[START OF Excerpted records]
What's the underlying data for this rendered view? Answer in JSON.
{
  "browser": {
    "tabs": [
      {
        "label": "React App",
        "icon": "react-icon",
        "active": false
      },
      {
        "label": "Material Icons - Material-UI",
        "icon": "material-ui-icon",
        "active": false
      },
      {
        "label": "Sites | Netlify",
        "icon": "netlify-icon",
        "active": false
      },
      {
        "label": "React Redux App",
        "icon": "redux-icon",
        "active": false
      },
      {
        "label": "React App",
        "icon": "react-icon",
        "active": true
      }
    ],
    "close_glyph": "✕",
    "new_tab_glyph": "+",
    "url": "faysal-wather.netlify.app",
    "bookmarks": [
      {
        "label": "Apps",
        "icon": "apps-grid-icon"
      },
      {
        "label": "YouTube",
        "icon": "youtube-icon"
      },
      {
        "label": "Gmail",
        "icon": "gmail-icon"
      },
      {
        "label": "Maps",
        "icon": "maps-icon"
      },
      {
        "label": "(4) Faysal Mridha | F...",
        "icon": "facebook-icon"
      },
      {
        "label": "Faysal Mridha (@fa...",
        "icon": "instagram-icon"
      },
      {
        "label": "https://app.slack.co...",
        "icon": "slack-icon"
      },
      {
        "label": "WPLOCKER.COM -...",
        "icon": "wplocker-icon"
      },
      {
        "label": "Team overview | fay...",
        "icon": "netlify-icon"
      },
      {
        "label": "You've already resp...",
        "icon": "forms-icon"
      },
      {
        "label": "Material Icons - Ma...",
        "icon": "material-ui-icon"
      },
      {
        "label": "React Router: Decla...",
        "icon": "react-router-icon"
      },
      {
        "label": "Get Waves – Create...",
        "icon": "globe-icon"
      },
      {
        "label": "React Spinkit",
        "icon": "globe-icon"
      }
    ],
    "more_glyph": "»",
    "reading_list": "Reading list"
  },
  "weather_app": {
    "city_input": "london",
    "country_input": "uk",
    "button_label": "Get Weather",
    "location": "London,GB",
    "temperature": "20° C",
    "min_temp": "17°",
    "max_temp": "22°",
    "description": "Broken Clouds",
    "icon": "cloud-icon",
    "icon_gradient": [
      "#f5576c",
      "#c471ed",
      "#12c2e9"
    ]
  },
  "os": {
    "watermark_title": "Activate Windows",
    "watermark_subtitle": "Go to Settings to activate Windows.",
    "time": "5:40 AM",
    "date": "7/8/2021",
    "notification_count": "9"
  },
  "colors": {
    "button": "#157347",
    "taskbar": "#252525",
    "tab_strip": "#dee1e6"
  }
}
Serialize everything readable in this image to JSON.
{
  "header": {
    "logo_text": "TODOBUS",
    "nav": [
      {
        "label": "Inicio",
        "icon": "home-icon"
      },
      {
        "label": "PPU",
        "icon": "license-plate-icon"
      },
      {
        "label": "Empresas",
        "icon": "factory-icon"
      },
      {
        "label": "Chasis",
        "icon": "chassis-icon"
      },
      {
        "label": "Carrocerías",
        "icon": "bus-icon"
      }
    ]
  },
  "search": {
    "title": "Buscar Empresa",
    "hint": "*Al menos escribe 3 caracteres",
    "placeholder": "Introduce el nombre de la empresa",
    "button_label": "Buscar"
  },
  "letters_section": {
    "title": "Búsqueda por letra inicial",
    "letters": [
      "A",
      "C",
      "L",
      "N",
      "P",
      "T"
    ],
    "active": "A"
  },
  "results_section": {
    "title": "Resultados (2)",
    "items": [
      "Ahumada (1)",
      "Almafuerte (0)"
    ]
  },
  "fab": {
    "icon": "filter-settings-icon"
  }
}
[END OF Excerpted records]
• **Exercise**: Reproduce the records word for word.

• **Solution below**:
What's the underlying data for this rendered view? Answer in JSON.
{
  "browser": {
    "tabs": [
      {
        "label": "React App",
        "icon": "react-icon",
        "active": false
      },
      {
        "label": "Material Icons - Material-UI",
        "icon": "material-ui-icon",
        "active": false
      },
      {
        "label": "Sites | Netlify",
        "icon": "netlify-icon",
        "active": false
      },
      {
        "label": "React Redux App",
        "icon": "redux-icon",
        "active": false
      },
      {
        "label": "React App",
        "icon": "react-icon",
        "active": true
      }
    ],
    "close_glyph": "✕",
    "new_tab_glyph": "+",
    "url": "faysal-wather.netlify.app",
    "bookmarks": [
      {
        "label": "Apps",
        "icon": "apps-grid-icon"
      },
      {
        "label": "YouTube",
        "icon": "youtube-icon"
      },
      {
        "label": "Gmail",
        "icon": "gmail-icon"
      },
      {
        "label": "Maps",
        "icon": "maps-icon"
      },
      {
        "label": "(4) Faysal Mridha | F...",
        "icon": "facebook-icon"
      },
      {
        "label": "Faysal Mridha (@fa...",
        "icon": "instagram-icon"
      },
      {
        "label": "https://app.slack.co...",
        "icon": "slack-icon"
      },
      {
        "label": "WPLOCKER.COM -...",
        "icon": "wplocker-icon"
      },
      {
        "label": "Team overview | fay...",
        "icon": "netlify-icon"
      },
      {
        "label": "You've already resp...",
        "icon": "forms-icon"
      },
      {
        "label": "Material Icons - Ma...",
        "icon": "material-ui-icon"
      },
      {
        "label": "React Router: Decla...",
        "icon": "react-router-icon"
      },
      {
        "label": "Get Waves – Create...",
        "icon": "globe-icon"
      },
      {
        "label": "React Spinkit",
        "icon": "globe-icon"
      }
    ],
    "more_glyph": "»",
    "reading_list": "Reading list"
  },
  "weather_app": {
    "city_input": "london",
    "country_input": "uk",
    "button_label": "Get Weather",
    "location": "London,GB",
    "temperature": "20° C",
    "min_temp": "17°",
    "max_temp": "22°",
    "description": "Broken Clouds",
    "icon": "cloud-icon",
    "icon_gradient": [
      "#f5576c",
      "#c471ed",
      "#12c2e9"
    ]
  },
  "os": {
    "watermark_title": "Activate Windows",
    "watermark_subtitle": "Go to Settings to activate Windows.",
    "time": "5:40 AM",
    "date": "7/8/2021",
    "notification_count": "9"
  },
  "colors": {
    "button": "#157347",
    "taskbar": "#252525",
    "tab_strip": "#dee1e6"
  }
}
Serialize everything readable in this image to JSON.
{
  "header": {
    "logo_text": "TODOBUS",
    "nav": [
      {
        "label": "Inicio",
        "icon": "home-icon"
      },
      {
        "label": "PPU",
        "icon": "license-plate-icon"
      },
      {
        "label": "Empresas",
        "icon": "factory-icon"
      },
      {
        "label": "Chasis",
        "icon": "chassis-icon"
      },
      {
        "label": "Carrocerías",
        "icon": "bus-icon"
      }
    ]
  },
  "search": {
    "title": "Buscar Empresa",
    "hint": "*Al menos escribe 3 caracteres",
    "placeholder": "Introduce el nombre de la empresa",
    "button_label": "Buscar"
  },
  "letters_section": {
    "title": "Búsqueda por letra inicial",
    "letters": [
      "A",
      "C",
      "L",
      "N",
      "P",
      "T"
    ],
    "active": "A"
  },
  "results_section": {
    "title": "Resultados (2)",
    "items": [
      "Ahumada (1)",
      "Almafuerte (0)"
    ]
  },
  "fab": {
    "icon": "filter-settings-icon"
  }
}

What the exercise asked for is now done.